[Stored data]
-------
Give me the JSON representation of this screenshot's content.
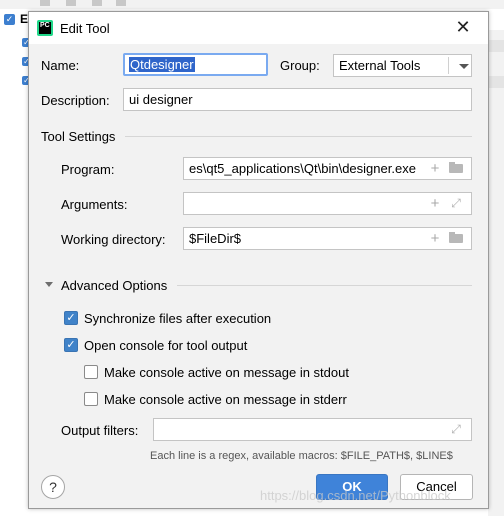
{
  "background": {
    "first_item_letter": "E",
    "check_mark": "✓"
  },
  "dialog": {
    "title": "Edit Tool",
    "app_icon_text": "PC",
    "close_symbol": "✕",
    "name": {
      "label": "Name:",
      "value": "Qtdesigner"
    },
    "group": {
      "label": "Group:",
      "value": "External Tools"
    },
    "description": {
      "label": "Description:",
      "value": "ui designer"
    },
    "tool_settings": {
      "title": "Tool Settings",
      "program": {
        "label": "Program:",
        "value": "es\\qt5_applications\\Qt\\bin\\designer.exe"
      },
      "arguments": {
        "label": "Arguments:",
        "value": ""
      },
      "working_directory": {
        "label": "Working directory:",
        "value": "$FileDir$"
      }
    },
    "advanced_options": {
      "title": "Advanced Options",
      "expanded": true,
      "options": [
        {
          "label": "Synchronize files after execution",
          "checked": true
        },
        {
          "label": "Open console for tool output",
          "checked": true
        },
        {
          "label": "Make console active on message in stdout",
          "checked": false
        },
        {
          "label": "Make console active on message in stderr",
          "checked": false
        }
      ],
      "output_filters": {
        "label": "Output filters:",
        "value": "",
        "hint": "Each line is a regex, available macros: $FILE_PATH$, $LINE$"
      }
    },
    "buttons": {
      "help": "?",
      "ok": "OK",
      "cancel": "Cancel"
    },
    "icons": {
      "plus": "+",
      "expand": "⤢",
      "check": "✓"
    }
  },
  "watermark": "https://blog.csdn.net/Pythonblock",
  "colors": {
    "accent": "#3f83d9",
    "selection": "#2f65ca",
    "dialog_bg": "#f2f2f2",
    "focus_border": "#7aaaf0"
  }
}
-------
*Exercise instructions*:
Do not copy the pictures, but repeat every line exactly.

*The result*:
Give me the JSON representation of this screenshot's content.
{
  "background": {
    "first_item_letter": "E",
    "check_mark": "✓"
  },
  "dialog": {
    "title": "Edit Tool",
    "app_icon_text": "PC",
    "close_symbol": "✕",
    "name": {
      "label": "Name:",
      "value": "Qtdesigner"
    },
    "group": {
      "label": "Group:",
      "value": "External Tools"
    },
    "description": {
      "label": "Description:",
      "value": "ui designer"
    },
    "tool_settings": {
      "title": "Tool Settings",
      "program": {
        "label": "Program:",
        "value": "es\\qt5_applications\\Qt\\bin\\designer.exe"
      },
      "arguments": {
        "label": "Arguments:",
        "value": ""
      },
      "working_directory": {
        "label": "Working directory:",
        "value": "$FileDir$"
      }
    },
    "advanced_options": {
      "title": "Advanced Options",
      "expanded": true,
      "options": [
        {
          "label": "Synchronize files after execution",
          "checked": true
        },
        {
          "label": "Open console for tool output",
          "checked": true
        },
        {
          "label": "Make console active on message in stdout",
          "checked": false
        },
        {
          "label": "Make console active on message in stderr",
          "checked": false
        }
      ],
      "output_filters": {
        "label": "Output filters:",
        "value": "",
        "hint": "Each line is a regex, available macros: $FILE_PATH$, $LINE$"
      }
    },
    "buttons": {
      "help": "?",
      "ok": "OK",
      "cancel": "Cancel"
    },
    "icons": {
      "plus": "+",
      "expand": "⤢",
      "check": "✓"
    }
  },
  "watermark": "https://blog.csdn.net/Pythonblock",
  "colors": {
    "accent": "#3f83d9",
    "selection": "#2f65ca",
    "dialog_bg": "#f2f2f2",
    "focus_border": "#7aaaf0"
  }
}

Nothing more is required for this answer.